*** Data for the task
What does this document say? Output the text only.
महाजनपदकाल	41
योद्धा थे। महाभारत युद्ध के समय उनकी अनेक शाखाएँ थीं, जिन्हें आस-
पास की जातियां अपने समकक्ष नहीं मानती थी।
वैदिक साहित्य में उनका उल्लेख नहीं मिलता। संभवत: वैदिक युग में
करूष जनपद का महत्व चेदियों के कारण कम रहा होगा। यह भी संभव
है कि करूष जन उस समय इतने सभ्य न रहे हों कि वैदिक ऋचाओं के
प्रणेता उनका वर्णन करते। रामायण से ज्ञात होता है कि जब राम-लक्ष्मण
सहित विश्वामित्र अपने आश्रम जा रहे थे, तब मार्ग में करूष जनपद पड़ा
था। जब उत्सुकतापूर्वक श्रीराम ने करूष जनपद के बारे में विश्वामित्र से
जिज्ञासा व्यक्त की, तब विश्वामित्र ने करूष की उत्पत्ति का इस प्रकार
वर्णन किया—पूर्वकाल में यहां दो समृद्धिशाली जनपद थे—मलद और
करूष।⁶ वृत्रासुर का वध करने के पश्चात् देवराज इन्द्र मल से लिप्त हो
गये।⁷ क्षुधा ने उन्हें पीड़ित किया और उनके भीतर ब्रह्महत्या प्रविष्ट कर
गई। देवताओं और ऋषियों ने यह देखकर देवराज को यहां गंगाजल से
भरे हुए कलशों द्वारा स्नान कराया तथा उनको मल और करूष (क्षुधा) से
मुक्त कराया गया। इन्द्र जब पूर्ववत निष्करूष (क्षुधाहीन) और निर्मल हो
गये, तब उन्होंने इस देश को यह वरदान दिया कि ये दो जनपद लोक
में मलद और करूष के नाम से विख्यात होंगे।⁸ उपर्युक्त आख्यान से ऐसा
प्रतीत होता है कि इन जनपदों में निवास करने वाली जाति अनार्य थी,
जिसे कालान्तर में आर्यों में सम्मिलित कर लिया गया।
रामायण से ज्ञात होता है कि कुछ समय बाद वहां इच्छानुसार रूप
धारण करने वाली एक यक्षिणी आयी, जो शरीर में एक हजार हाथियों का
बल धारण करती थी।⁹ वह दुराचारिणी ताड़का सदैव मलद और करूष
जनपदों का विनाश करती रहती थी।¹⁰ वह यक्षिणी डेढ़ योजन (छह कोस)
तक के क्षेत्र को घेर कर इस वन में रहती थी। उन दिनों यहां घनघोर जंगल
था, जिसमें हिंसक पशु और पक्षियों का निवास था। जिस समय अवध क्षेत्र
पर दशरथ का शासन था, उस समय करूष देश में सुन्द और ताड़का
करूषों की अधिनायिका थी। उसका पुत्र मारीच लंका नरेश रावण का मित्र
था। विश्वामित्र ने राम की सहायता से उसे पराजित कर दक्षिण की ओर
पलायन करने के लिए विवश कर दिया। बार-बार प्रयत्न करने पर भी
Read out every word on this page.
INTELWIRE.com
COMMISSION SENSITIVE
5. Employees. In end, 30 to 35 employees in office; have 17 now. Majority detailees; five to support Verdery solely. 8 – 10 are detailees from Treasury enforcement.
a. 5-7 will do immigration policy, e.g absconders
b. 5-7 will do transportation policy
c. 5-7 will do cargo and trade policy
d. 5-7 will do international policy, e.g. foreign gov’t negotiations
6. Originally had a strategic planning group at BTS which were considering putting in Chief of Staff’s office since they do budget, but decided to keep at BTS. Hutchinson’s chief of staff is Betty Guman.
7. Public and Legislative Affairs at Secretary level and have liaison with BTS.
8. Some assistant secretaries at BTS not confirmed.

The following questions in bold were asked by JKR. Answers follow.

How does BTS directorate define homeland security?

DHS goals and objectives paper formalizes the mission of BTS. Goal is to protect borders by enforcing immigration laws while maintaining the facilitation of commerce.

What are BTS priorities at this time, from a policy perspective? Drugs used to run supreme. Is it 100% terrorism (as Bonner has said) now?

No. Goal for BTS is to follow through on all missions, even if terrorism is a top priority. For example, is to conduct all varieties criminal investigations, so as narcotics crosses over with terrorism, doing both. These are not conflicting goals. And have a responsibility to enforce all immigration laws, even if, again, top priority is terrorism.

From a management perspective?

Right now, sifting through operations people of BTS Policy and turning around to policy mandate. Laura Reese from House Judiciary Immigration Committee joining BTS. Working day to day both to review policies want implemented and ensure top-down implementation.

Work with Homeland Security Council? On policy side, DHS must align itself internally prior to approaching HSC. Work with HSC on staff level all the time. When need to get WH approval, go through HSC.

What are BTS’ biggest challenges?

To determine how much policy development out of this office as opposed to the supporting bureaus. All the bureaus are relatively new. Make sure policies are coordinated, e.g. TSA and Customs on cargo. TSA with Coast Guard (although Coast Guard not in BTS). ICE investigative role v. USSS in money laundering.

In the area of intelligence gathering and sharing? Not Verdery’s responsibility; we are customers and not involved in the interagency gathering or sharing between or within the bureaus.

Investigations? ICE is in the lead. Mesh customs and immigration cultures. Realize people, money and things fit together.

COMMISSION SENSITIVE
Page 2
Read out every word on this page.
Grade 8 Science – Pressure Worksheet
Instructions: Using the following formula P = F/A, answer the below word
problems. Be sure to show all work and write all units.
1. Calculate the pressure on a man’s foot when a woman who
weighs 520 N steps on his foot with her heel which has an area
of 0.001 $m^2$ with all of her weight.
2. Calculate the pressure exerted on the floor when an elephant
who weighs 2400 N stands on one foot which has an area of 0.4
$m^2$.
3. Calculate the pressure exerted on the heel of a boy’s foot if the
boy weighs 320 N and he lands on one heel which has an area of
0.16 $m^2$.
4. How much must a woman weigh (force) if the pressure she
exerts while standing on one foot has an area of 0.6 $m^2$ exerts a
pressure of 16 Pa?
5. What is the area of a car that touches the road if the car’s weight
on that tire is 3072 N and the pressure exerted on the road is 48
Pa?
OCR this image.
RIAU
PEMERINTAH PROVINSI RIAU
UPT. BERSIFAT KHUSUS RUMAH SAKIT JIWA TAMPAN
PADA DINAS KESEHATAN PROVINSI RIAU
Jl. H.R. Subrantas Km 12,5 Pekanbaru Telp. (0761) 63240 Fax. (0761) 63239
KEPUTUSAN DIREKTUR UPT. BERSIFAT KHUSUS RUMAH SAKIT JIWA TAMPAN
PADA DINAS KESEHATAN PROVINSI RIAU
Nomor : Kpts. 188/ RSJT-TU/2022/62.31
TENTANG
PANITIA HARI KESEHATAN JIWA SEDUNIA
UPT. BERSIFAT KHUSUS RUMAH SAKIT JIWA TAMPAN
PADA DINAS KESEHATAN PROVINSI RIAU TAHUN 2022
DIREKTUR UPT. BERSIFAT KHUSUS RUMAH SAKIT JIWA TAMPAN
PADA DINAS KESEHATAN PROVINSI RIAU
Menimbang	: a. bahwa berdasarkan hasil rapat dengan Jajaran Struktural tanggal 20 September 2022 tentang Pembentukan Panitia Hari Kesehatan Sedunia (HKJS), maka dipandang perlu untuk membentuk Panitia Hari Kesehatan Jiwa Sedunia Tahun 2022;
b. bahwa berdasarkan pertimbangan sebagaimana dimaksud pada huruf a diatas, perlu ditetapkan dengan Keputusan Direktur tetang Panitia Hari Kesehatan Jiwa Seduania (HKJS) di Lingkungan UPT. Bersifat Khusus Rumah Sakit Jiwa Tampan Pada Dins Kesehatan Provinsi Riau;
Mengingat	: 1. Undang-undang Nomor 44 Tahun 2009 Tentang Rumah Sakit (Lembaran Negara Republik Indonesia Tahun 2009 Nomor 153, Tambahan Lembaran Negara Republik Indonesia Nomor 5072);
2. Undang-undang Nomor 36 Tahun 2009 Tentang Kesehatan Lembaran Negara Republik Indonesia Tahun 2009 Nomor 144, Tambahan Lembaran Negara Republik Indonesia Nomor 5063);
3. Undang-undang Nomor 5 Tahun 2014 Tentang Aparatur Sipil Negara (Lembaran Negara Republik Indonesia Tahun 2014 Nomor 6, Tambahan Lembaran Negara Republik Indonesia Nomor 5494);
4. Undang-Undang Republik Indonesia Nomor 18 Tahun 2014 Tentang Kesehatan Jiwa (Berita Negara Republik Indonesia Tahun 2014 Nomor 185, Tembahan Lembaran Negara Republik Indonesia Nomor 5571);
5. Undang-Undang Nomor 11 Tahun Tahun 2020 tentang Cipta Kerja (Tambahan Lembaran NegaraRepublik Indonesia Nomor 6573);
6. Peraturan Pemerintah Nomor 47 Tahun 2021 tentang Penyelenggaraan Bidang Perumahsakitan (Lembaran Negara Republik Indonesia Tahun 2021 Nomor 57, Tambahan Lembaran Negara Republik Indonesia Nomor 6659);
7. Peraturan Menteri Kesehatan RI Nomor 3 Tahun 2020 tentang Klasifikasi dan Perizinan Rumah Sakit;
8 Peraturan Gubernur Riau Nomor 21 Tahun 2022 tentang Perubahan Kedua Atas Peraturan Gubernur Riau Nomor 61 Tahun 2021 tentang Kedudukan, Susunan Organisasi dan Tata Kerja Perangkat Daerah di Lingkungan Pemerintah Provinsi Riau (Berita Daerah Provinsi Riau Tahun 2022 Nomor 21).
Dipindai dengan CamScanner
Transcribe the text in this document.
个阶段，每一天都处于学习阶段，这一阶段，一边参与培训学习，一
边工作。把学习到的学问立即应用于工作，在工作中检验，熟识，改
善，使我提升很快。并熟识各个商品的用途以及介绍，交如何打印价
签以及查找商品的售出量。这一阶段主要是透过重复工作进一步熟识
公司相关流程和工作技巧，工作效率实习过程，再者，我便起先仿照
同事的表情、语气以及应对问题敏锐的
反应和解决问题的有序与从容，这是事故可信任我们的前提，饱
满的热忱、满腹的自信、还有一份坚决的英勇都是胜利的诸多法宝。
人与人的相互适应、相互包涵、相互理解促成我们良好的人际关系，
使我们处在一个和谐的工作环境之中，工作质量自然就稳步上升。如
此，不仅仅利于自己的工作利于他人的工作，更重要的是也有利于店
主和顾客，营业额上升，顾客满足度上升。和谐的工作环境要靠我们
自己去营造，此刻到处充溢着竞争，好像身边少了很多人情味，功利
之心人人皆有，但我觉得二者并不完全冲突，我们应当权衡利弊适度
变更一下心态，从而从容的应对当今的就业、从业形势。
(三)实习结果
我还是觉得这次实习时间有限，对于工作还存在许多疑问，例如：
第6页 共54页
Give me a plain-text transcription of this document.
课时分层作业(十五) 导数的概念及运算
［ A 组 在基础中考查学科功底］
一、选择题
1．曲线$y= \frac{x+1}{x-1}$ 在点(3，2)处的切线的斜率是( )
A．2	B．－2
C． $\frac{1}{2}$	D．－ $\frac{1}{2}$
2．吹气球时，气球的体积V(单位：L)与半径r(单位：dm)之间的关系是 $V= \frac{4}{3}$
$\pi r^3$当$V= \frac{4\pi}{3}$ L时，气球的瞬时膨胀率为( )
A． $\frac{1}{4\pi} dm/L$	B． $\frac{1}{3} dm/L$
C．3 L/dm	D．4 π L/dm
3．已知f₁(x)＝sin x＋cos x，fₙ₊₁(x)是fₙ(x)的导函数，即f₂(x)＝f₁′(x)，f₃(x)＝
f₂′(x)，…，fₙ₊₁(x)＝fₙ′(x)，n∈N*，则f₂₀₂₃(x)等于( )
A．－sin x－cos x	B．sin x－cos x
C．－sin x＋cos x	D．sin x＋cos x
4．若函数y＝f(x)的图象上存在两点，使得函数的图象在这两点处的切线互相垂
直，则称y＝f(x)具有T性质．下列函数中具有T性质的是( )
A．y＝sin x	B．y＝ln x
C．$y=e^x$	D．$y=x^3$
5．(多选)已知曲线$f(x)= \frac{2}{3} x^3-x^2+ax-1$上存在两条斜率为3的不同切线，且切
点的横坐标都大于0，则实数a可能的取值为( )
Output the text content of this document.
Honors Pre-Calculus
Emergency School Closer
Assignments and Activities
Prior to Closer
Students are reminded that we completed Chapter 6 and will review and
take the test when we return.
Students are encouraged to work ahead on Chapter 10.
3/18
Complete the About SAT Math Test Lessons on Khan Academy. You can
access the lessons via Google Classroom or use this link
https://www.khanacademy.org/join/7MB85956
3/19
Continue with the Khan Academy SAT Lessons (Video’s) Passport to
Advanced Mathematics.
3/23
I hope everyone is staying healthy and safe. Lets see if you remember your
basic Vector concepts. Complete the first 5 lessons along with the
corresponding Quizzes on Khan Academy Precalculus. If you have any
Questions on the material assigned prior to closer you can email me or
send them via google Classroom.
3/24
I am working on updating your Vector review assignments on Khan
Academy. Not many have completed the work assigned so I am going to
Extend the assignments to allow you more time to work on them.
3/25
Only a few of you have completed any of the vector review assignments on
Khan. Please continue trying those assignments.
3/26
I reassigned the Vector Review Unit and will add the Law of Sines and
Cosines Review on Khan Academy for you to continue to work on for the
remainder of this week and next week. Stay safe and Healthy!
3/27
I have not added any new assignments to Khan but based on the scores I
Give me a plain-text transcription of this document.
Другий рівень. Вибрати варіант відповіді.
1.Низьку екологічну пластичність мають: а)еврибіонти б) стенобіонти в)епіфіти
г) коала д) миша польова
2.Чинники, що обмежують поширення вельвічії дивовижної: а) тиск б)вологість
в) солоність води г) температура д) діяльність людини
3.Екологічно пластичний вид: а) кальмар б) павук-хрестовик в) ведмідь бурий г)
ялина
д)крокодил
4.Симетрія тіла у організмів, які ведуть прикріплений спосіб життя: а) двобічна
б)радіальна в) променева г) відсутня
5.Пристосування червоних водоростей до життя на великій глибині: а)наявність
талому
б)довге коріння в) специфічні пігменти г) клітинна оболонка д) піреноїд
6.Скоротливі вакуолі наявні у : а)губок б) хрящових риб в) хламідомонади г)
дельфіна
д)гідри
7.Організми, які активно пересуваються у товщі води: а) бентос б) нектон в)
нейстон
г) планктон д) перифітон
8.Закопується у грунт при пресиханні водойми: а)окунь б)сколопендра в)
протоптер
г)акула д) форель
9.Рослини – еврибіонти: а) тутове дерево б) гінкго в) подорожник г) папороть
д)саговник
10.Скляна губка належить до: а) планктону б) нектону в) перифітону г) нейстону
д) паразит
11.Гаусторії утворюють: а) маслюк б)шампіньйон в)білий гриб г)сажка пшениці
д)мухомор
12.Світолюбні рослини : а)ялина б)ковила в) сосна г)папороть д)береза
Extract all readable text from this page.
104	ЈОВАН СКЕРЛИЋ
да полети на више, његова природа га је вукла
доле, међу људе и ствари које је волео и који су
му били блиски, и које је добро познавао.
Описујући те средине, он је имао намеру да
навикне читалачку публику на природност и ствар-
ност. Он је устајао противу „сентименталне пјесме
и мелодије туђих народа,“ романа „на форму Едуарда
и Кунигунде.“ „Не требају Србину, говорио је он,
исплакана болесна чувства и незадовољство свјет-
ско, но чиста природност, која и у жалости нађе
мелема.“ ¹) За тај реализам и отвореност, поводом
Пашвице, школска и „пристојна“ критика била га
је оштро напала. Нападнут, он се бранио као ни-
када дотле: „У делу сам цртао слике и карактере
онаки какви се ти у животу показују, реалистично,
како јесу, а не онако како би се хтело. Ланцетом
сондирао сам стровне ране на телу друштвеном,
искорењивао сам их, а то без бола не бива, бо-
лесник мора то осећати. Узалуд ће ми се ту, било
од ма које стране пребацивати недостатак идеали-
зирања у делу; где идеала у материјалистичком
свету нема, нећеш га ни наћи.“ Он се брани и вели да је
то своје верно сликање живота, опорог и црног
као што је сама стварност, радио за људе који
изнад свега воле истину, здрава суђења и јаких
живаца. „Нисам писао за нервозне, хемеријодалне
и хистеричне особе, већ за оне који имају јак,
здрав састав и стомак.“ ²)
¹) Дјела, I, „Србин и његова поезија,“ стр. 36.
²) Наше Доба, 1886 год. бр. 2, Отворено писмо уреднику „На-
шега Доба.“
******
--- To do ---
Pull out all lines containing "делу".

--- Answer ---
када дотле: „У делу сам цртао слике и карактере
зирања у делу; где идеала у материјалистичком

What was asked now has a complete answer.